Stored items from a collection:
>> Begin
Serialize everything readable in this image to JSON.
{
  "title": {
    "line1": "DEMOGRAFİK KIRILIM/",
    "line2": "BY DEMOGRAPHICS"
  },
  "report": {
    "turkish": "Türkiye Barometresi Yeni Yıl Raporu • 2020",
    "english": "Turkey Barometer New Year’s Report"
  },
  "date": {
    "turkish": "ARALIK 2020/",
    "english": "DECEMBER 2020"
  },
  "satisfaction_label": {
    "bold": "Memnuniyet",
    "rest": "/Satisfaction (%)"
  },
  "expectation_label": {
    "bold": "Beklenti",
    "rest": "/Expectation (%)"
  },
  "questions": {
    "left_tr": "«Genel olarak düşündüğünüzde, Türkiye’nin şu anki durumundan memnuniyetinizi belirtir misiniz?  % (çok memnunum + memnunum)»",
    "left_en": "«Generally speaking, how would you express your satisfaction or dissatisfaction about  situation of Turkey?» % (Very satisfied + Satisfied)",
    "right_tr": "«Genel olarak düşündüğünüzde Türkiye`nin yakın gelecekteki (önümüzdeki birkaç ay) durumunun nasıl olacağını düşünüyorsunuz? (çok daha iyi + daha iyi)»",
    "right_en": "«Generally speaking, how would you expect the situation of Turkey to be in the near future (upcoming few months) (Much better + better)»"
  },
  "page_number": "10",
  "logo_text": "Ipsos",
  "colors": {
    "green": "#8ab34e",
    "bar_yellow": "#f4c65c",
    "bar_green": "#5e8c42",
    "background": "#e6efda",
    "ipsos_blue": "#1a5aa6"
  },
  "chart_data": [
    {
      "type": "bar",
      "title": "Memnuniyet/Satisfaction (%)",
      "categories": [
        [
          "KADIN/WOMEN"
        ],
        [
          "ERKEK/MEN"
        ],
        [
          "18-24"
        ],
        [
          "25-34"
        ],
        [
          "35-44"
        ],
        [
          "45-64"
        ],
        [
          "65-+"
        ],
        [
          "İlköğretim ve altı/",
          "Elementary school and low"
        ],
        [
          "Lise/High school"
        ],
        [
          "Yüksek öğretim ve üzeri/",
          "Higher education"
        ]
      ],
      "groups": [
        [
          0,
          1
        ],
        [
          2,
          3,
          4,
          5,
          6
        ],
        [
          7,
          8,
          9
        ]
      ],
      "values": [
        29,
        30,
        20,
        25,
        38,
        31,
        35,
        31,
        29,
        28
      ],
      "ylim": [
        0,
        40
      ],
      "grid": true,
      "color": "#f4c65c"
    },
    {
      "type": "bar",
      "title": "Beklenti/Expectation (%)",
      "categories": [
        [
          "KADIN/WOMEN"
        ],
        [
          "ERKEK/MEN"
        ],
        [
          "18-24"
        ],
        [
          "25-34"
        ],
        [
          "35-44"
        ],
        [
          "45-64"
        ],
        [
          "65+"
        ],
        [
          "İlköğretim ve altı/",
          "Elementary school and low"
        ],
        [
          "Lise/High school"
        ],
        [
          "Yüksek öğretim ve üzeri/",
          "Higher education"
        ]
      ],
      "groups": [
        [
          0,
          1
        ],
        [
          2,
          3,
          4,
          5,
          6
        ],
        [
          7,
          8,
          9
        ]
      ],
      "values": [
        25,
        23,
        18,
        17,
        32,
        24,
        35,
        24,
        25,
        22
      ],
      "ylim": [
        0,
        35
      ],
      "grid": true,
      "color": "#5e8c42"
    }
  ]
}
>> End
■ **The problem**
Repeat the material above in full, keeping every word.

■ **Exercise solution**
Serialize everything readable in this image to JSON.
{
  "title": {
    "line1": "DEMOGRAFİK KIRILIM/",
    "line2": "BY DEMOGRAPHICS"
  },
  "report": {
    "turkish": "Türkiye Barometresi Yeni Yıl Raporu • 2020",
    "english": "Turkey Barometer New Year’s Report"
  },
  "date": {
    "turkish": "ARALIK 2020/",
    "english": "DECEMBER 2020"
  },
  "satisfaction_label": {
    "bold": "Memnuniyet",
    "rest": "/Satisfaction (%)"
  },
  "expectation_label": {
    "bold": "Beklenti",
    "rest": "/Expectation (%)"
  },
  "questions": {
    "left_tr": "«Genel olarak düşündüğünüzde, Türkiye’nin şu anki durumundan memnuniyetinizi belirtir misiniz?  % (çok memnunum + memnunum)»",
    "left_en": "«Generally speaking, how would you express your satisfaction or dissatisfaction about  situation of Turkey?» % (Very satisfied + Satisfied)",
    "right_tr": "«Genel olarak düşündüğünüzde Türkiye`nin yakın gelecekteki (önümüzdeki birkaç ay) durumunun nasıl olacağını düşünüyorsunuz? (çok daha iyi + daha iyi)»",
    "right_en": "«Generally speaking, how would you expect the situation of Turkey to be in the near future (upcoming few months) (Much better + better)»"
  },
  "page_number": "10",
  "logo_text": "Ipsos",
  "colors": {
    "green": "#8ab34e",
    "bar_yellow": "#f4c65c",
    "bar_green": "#5e8c42",
    "background": "#e6efda",
    "ipsos_blue": "#1a5aa6"
  },
  "chart_data": [
    {
      "type": "bar",
      "title": "Memnuniyet/Satisfaction (%)",
      "categories": [
        [
          "KADIN/WOMEN"
        ],
        [
          "ERKEK/MEN"
        ],
        [
          "18-24"
        ],
        [
          "25-34"
        ],
        [
          "35-44"
        ],
        [
          "45-64"
        ],
        [
          "65-+"
        ],
        [
          "İlköğretim ve altı/",
          "Elementary school and low"
        ],
        [
          "Lise/High school"
        ],
        [
          "Yüksek öğretim ve üzeri/",
          "Higher education"
        ]
      ],
      "groups": [
        [
          0,
          1
        ],
        [
          2,
          3,
          4,
          5,
          6
        ],
        [
          7,
          8,
          9
        ]
      ],
      "values": [
        29,
        30,
        20,
        25,
        38,
        31,
        35,
        31,
        29,
        28
      ],
      "ylim": [
        0,
        40
      ],
      "grid": true,
      "color": "#f4c65c"
    },
    {
      "type": "bar",
      "title": "Beklenti/Expectation (%)",
      "categories": [
        [
          "KADIN/WOMEN"
        ],
        [
          "ERKEK/MEN"
        ],
        [
          "18-24"
        ],
        [
          "25-34"
        ],
        [
          "35-44"
        ],
        [
          "45-64"
        ],
        [
          "65+"
        ],
        [
          "İlköğretim ve altı/",
          "Elementary school and low"
        ],
        [
          "Lise/High school"
        ],
        [
          "Yüksek öğretim ve üzeri/",
          "Higher education"
        ]
      ],
      "groups": [
        [
          0,
          1
        ],
        [
          2,
          3,
          4,
          5,
          6
        ],
        [
          7,
          8,
          9
        ]
      ],
      "values": [
        25,
        23,
        18,
        17,
        32,
        24,
        35,
        24,
        25,
        22
      ],
      "ylim": [
        0,
        35
      ],
      "grid": true,
      "color": "#5e8c42"
    }
  ]
}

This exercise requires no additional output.